Entries provided:
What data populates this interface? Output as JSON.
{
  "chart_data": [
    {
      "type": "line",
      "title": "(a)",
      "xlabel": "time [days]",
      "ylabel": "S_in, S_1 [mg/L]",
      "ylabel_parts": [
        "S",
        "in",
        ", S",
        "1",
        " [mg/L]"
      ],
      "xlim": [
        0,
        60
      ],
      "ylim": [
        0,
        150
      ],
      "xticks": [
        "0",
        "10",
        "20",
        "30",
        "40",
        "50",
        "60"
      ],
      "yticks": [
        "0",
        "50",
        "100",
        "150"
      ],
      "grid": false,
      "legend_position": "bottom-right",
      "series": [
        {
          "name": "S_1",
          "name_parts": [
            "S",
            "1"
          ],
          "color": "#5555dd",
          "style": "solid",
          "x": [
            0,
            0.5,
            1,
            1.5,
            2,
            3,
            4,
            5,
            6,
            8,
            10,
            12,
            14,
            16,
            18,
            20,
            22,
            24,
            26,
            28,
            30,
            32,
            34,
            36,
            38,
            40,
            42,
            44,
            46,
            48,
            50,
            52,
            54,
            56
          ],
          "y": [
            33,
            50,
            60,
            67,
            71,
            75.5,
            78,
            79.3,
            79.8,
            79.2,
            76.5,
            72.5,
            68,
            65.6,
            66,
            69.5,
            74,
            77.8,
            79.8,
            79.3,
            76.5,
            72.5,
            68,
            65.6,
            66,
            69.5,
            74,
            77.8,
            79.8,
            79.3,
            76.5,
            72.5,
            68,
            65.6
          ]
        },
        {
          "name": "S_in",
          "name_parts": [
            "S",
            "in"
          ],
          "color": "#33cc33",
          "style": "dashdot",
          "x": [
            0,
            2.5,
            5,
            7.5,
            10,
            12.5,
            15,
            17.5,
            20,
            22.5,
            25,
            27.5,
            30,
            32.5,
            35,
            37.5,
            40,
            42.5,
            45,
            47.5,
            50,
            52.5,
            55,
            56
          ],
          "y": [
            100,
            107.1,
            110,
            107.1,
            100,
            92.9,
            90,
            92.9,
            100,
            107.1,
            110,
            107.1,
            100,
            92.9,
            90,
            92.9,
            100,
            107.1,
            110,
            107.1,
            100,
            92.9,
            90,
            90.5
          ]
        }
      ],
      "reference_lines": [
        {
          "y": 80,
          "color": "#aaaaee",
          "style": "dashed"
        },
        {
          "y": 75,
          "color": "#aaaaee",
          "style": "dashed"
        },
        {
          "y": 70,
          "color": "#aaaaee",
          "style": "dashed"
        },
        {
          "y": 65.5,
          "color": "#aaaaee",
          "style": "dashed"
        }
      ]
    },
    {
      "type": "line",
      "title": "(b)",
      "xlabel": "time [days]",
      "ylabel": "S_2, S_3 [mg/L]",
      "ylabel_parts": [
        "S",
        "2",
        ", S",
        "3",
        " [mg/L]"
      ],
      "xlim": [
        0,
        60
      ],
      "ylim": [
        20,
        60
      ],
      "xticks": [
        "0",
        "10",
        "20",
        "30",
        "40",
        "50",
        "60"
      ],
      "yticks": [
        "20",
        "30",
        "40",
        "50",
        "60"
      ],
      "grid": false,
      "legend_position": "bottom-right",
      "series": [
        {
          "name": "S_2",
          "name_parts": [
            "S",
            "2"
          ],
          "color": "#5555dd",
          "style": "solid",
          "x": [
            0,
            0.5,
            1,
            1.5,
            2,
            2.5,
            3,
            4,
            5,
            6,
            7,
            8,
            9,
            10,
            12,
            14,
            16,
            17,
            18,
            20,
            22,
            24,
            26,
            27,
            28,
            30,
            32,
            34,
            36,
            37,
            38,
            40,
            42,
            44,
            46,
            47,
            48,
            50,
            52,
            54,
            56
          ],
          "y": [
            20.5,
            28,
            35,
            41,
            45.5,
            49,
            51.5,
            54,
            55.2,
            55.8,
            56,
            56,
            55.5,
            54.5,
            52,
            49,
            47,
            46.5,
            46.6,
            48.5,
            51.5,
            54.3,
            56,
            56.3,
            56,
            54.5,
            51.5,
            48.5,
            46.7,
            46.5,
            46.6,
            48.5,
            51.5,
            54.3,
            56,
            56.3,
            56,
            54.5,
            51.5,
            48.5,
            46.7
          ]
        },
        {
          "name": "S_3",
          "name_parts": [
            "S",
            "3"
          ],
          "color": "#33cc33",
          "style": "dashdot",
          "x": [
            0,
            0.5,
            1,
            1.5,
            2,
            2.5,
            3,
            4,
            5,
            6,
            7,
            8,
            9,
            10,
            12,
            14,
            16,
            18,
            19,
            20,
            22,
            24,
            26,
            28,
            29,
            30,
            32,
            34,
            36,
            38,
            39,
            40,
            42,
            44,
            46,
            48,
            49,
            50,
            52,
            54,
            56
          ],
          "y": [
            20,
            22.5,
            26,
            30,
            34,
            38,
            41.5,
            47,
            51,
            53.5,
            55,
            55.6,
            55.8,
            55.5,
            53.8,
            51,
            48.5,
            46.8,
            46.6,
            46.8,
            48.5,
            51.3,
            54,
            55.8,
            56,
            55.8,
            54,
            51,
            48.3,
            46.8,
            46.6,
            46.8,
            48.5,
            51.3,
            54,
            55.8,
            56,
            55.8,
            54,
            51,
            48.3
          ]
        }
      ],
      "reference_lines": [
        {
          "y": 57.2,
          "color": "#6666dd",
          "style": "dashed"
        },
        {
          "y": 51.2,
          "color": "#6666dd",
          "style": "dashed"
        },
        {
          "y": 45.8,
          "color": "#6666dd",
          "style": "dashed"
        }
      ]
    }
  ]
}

Directive:
Each line in the material above must be retyped without alteration.

Written response:
What data populates this interface? Output as JSON.
{
  "chart_data": [
    {
      "type": "line",
      "title": "(a)",
      "xlabel": "time [days]",
      "ylabel": "S_in, S_1 [mg/L]",
      "ylabel_parts": [
        "S",
        "in",
        ", S",
        "1",
        " [mg/L]"
      ],
      "xlim": [
        0,
        60
      ],
      "ylim": [
        0,
        150
      ],
      "xticks": [
        "0",
        "10",
        "20",
        "30",
        "40",
        "50",
        "60"
      ],
      "yticks": [
        "0",
        "50",
        "100",
        "150"
      ],
      "grid": false,
      "legend_position": "bottom-right",
      "series": [
        {
          "name": "S_1",
          "name_parts": [
            "S",
            "1"
          ],
          "color": "#5555dd",
          "style": "solid",
          "x": [
            0,
            0.5,
            1,
            1.5,
            2,
            3,
            4,
            5,
            6,
            8,
            10,
            12,
            14,
            16,
            18,
            20,
            22,
            24,
            26,
            28,
            30,
            32,
            34,
            36,
            38,
            40,
            42,
            44,
            46,
            48,
            50,
            52,
            54,
            56
          ],
          "y": [
            33,
            50,
            60,
            67,
            71,
            75.5,
            78,
            79.3,
            79.8,
            79.2,
            76.5,
            72.5,
            68,
            65.6,
            66,
            69.5,
            74,
            77.8,
            79.8,
            79.3,
            76.5,
            72.5,
            68,
            65.6,
            66,
            69.5,
            74,
            77.8,
            79.8,
            79.3,
            76.5,
            72.5,
            68,
            65.6
          ]
        },
        {
          "name": "S_in",
          "name_parts": [
            "S",
            "in"
          ],
          "color": "#33cc33",
          "style": "dashdot",
          "x": [
            0,
            2.5,
            5,
            7.5,
            10,
            12.5,
            15,
            17.5,
            20,
            22.5,
            25,
            27.5,
            30,
            32.5,
            35,
            37.5,
            40,
            42.5,
            45,
            47.5,
            50,
            52.5,
            55,
            56
          ],
          "y": [
            100,
            107.1,
            110,
            107.1,
            100,
            92.9,
            90,
            92.9,
            100,
            107.1,
            110,
            107.1,
            100,
            92.9,
            90,
            92.9,
            100,
            107.1,
            110,
            107.1,
            100,
            92.9,
            90,
            90.5
          ]
        }
      ],
      "reference_lines": [
        {
          "y": 80,
          "color": "#aaaaee",
          "style": "dashed"
        },
        {
          "y": 75,
          "color": "#aaaaee",
          "style": "dashed"
        },
        {
          "y": 70,
          "color": "#aaaaee",
          "style": "dashed"
        },
        {
          "y": 65.5,
          "color": "#aaaaee",
          "style": "dashed"
        }
      ]
    },
    {
      "type": "line",
      "title": "(b)",
      "xlabel": "time [days]",
      "ylabel": "S_2, S_3 [mg/L]",
      "ylabel_parts": [
        "S",
        "2",
        ", S",
        "3",
        " [mg/L]"
      ],
      "xlim": [
        0,
        60
      ],
      "ylim": [
        20,
        60
      ],
      "xticks": [
        "0",
        "10",
        "20",
        "30",
        "40",
        "50",
        "60"
      ],
      "yticks": [
        "20",
        "30",
        "40",
        "50",
        "60"
      ],
      "grid": false,
      "legend_position": "bottom-right",
      "series": [
        {
          "name": "S_2",
          "name_parts": [
            "S",
            "2"
          ],
          "color": "#5555dd",
          "style": "solid",
          "x": [
            0,
            0.5,
            1,
            1.5,
            2,
            2.5,
            3,
            4,
            5,
            6,
            7,
            8,
            9,
            10,
            12,
            14,
            16,
            17,
            18,
            20,
            22,
            24,
            26,
            27,
            28,
            30,
            32,
            34,
            36,
            37,
            38,
            40,
            42,
            44,
            46,
            47,
            48,
            50,
            52,
            54,
            56
          ],
          "y": [
            20.5,
            28,
            35,
            41,
            45.5,
            49,
            51.5,
            54,
            55.2,
            55.8,
            56,
            56,
            55.5,
            54.5,
            52,
            49,
            47,
            46.5,
            46.6,
            48.5,
            51.5,
            54.3,
            56,
            56.3,
            56,
            54.5,
            51.5,
            48.5,
            46.7,
            46.5,
            46.6,
            48.5,
            51.5,
            54.3,
            56,
            56.3,
            56,
            54.5,
            51.5,
            48.5,
            46.7
          ]
        },
        {
          "name": "S_3",
          "name_parts": [
            "S",
            "3"
          ],
          "color": "#33cc33",
          "style": "dashdot",
          "x": [
            0,
            0.5,
            1,
            1.5,
            2,
            2.5,
            3,
            4,
            5,
            6,
            7,
            8,
            9,
            10,
            12,
            14,
            16,
            18,
            19,
            20,
            22,
            24,
            26,
            28,
            29,
            30,
            32,
            34,
            36,
            38,
            39,
            40,
            42,
            44,
            46,
            48,
            49,
            50,
            52,
            54,
            56
          ],
          "y": [
            20,
            22.5,
            26,
            30,
            34,
            38,
            41.5,
            47,
            51,
            53.5,
            55,
            55.6,
            55.8,
            55.5,
            53.8,
            51,
            48.5,
            46.8,
            46.6,
            46.8,
            48.5,
            51.3,
            54,
            55.8,
            56,
            55.8,
            54,
            51,
            48.3,
            46.8,
            46.6,
            46.8,
            48.5,
            51.3,
            54,
            55.8,
            56,
            55.8,
            54,
            51,
            48.3
          ]
        }
      ],
      "reference_lines": [
        {
          "y": 57.2,
          "color": "#6666dd",
          "style": "dashed"
        },
        {
          "y": 51.2,
          "color": "#6666dd",
          "style": "dashed"
        },
        {
          "y": 45.8,
          "color": "#6666dd",
          "style": "dashed"
        }
      ]
    }
  ]
}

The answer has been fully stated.